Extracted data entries
▬▬▬
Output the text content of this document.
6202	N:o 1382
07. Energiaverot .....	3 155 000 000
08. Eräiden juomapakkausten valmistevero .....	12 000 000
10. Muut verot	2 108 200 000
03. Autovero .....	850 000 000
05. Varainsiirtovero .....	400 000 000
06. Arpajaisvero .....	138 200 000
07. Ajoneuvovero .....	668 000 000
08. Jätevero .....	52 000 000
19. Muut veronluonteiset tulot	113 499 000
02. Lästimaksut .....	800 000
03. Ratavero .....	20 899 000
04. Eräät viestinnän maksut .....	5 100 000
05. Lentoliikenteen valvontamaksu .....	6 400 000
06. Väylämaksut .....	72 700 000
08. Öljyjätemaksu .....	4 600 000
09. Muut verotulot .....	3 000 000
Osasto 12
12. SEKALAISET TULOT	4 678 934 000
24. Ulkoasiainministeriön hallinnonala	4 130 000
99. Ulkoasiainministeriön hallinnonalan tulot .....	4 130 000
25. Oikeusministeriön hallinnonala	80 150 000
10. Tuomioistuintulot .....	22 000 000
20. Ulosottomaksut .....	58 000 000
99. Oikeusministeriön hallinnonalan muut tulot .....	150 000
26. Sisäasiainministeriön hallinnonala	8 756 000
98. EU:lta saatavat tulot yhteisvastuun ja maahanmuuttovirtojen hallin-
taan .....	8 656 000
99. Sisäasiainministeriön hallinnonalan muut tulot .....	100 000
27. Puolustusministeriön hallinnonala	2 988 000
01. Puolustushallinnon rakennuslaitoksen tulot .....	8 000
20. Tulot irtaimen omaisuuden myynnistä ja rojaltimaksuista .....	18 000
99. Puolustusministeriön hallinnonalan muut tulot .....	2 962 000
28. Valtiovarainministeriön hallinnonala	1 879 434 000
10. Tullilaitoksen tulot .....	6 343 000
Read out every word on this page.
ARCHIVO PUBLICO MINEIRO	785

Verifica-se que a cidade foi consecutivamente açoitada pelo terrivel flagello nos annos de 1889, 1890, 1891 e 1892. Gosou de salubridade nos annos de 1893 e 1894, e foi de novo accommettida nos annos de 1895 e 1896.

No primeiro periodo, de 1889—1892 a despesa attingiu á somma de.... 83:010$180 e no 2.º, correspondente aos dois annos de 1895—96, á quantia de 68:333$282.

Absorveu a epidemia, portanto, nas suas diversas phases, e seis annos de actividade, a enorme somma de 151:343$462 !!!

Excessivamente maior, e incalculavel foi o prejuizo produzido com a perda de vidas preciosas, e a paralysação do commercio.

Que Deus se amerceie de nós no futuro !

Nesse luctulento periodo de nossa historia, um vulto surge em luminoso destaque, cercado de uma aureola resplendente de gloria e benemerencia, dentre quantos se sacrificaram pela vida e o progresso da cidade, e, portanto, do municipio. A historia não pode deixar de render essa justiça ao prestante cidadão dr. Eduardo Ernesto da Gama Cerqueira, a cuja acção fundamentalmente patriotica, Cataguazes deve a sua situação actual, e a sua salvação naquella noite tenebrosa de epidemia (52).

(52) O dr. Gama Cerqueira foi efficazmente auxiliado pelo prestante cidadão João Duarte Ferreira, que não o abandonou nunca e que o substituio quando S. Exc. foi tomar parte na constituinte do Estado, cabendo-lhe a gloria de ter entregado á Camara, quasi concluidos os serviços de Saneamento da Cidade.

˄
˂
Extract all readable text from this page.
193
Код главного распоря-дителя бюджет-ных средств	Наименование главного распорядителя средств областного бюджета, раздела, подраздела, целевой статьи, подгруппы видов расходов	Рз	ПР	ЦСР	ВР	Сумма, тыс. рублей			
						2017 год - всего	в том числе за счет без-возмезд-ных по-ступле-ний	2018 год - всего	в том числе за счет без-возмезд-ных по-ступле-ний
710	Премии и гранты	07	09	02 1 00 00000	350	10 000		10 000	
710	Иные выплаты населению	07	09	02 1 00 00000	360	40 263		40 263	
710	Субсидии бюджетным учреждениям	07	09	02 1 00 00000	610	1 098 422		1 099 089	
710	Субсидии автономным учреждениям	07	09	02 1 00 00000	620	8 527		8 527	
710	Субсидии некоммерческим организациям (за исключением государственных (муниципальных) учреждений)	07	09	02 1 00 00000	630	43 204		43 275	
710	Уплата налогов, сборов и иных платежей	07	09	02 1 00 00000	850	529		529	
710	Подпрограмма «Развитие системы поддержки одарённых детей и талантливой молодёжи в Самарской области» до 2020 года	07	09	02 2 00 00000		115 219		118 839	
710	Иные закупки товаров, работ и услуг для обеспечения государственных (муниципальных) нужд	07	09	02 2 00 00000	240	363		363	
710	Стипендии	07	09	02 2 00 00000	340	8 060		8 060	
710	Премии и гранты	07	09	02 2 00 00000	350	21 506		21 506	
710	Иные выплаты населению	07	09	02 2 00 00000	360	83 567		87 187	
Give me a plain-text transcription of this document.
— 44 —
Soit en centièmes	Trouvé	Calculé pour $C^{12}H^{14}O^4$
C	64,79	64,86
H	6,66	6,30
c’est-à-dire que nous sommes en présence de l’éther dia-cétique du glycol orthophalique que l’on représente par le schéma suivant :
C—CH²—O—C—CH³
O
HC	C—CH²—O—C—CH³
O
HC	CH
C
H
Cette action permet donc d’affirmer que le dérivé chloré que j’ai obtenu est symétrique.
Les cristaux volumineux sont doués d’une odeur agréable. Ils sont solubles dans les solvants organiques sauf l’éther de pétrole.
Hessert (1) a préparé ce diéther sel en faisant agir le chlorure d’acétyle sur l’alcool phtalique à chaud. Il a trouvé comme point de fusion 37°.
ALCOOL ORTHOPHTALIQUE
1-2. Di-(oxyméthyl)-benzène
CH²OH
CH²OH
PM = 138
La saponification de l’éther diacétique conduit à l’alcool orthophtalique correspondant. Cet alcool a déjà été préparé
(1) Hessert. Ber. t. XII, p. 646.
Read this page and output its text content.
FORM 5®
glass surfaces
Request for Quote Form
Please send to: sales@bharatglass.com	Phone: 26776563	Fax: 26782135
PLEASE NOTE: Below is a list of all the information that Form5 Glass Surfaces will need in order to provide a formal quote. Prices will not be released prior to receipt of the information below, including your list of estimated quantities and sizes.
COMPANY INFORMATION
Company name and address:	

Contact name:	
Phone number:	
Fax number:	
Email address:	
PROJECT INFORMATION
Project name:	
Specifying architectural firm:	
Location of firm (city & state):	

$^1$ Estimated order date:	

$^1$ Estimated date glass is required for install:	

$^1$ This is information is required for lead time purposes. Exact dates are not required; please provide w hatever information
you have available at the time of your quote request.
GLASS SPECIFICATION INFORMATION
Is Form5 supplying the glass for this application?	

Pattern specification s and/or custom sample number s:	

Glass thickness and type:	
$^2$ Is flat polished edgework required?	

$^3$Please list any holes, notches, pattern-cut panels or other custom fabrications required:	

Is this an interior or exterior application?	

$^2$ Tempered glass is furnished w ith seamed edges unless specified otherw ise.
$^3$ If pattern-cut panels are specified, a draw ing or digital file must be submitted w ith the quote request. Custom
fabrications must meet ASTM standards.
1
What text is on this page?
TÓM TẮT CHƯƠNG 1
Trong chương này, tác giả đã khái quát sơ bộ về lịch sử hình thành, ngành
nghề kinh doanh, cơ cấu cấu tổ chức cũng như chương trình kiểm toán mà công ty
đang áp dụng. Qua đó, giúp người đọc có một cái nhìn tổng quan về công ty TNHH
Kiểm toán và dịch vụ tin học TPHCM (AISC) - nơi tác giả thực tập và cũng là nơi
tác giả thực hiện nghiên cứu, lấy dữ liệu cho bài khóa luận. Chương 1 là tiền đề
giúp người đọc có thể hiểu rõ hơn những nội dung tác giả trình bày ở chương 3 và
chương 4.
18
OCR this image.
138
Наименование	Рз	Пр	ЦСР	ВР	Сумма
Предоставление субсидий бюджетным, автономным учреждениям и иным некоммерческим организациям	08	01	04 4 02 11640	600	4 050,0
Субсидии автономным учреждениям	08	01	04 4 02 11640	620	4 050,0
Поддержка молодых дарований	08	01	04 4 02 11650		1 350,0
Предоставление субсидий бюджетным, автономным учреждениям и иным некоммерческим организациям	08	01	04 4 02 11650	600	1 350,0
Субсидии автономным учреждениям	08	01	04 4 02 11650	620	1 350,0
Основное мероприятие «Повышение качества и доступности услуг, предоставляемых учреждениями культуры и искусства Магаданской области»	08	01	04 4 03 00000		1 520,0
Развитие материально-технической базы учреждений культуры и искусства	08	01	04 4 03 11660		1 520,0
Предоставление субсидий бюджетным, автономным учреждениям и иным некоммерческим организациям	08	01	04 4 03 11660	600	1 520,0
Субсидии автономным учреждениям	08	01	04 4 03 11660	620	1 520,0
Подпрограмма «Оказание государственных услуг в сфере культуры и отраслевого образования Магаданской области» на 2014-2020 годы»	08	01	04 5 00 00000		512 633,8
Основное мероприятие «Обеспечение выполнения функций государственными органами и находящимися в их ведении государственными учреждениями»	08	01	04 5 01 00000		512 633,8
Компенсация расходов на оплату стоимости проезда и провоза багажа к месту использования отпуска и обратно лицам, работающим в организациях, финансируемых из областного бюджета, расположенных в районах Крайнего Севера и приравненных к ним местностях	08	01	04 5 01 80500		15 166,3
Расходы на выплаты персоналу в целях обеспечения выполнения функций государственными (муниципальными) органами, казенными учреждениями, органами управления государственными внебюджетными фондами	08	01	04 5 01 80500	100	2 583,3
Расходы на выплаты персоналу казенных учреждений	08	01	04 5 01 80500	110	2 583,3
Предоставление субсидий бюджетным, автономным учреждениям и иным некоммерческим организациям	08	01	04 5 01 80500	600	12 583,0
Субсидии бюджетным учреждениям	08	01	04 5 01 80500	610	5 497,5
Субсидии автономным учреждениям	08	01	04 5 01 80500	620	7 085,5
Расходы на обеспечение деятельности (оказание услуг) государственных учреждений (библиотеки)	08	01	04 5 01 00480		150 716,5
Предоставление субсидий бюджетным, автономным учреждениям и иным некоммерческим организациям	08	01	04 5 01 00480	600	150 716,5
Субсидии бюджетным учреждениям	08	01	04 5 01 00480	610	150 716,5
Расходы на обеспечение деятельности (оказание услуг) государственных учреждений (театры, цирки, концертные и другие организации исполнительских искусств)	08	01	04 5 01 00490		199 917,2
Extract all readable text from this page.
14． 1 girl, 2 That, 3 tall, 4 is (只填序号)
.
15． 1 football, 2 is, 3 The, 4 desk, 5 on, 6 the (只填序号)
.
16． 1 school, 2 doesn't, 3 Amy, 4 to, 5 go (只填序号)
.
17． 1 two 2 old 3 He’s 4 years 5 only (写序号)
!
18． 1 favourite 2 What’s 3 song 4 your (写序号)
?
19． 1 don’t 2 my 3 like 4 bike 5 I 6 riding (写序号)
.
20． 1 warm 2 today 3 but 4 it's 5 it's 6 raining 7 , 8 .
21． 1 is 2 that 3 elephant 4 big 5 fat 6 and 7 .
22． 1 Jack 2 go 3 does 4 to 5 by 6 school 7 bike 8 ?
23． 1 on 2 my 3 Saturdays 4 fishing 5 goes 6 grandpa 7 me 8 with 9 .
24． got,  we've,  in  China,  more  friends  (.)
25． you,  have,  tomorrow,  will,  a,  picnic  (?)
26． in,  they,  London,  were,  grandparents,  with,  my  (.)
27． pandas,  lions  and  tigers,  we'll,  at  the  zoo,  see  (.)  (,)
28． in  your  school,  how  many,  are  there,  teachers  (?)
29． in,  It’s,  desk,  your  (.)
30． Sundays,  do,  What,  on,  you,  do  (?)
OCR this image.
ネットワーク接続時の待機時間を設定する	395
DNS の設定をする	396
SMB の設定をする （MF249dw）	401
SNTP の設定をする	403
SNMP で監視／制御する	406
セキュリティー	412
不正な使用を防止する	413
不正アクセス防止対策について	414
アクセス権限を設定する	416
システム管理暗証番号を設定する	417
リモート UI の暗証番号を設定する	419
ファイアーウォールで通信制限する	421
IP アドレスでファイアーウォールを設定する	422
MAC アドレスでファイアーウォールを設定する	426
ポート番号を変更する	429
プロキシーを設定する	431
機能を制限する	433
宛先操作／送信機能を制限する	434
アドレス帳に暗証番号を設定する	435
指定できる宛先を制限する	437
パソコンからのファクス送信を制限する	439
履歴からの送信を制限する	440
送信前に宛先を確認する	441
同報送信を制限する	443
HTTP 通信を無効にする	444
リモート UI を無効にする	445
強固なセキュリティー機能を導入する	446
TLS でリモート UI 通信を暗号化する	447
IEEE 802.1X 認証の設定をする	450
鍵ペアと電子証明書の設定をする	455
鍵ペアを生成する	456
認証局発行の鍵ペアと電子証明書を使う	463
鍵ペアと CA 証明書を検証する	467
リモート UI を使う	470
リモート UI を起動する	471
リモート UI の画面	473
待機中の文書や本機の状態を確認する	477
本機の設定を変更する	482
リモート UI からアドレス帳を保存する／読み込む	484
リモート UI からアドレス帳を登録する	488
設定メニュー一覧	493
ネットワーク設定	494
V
▬▬▬
Gather every line from the entries above where the word "некоммерческим" appears, and copy them.

Task output:
710	Субсидии некоммерческим организациям (за исключением государственных (муниципальных) учреждений)	07	09	02 1 00 00000	630	43 204		43 275	
Предоставление субсидий бюджетным, автономным учреждениям и иным некоммерческим организациям	08	01	04 4 02 11640	600	4 050,0
Предоставление субсидий бюджетным, автономным учреждениям и иным некоммерческим организациям	08	01	04 4 02 11650	600	1 350,0
Предоставление субсидий бюджетным, автономным учреждениям и иным некоммерческим организациям	08	01	04 4 03 11660	600	1 520,0
Предоставление субсидий бюджетным, автономным учреждениям и иным некоммерческим организациям	08	01	04 5 01 80500	600	12 583,0
Предоставление субсидий бюджетным, автономным учреждениям и иным некоммерческим организациям	08	01	04 5 01 00480	600	150 716,5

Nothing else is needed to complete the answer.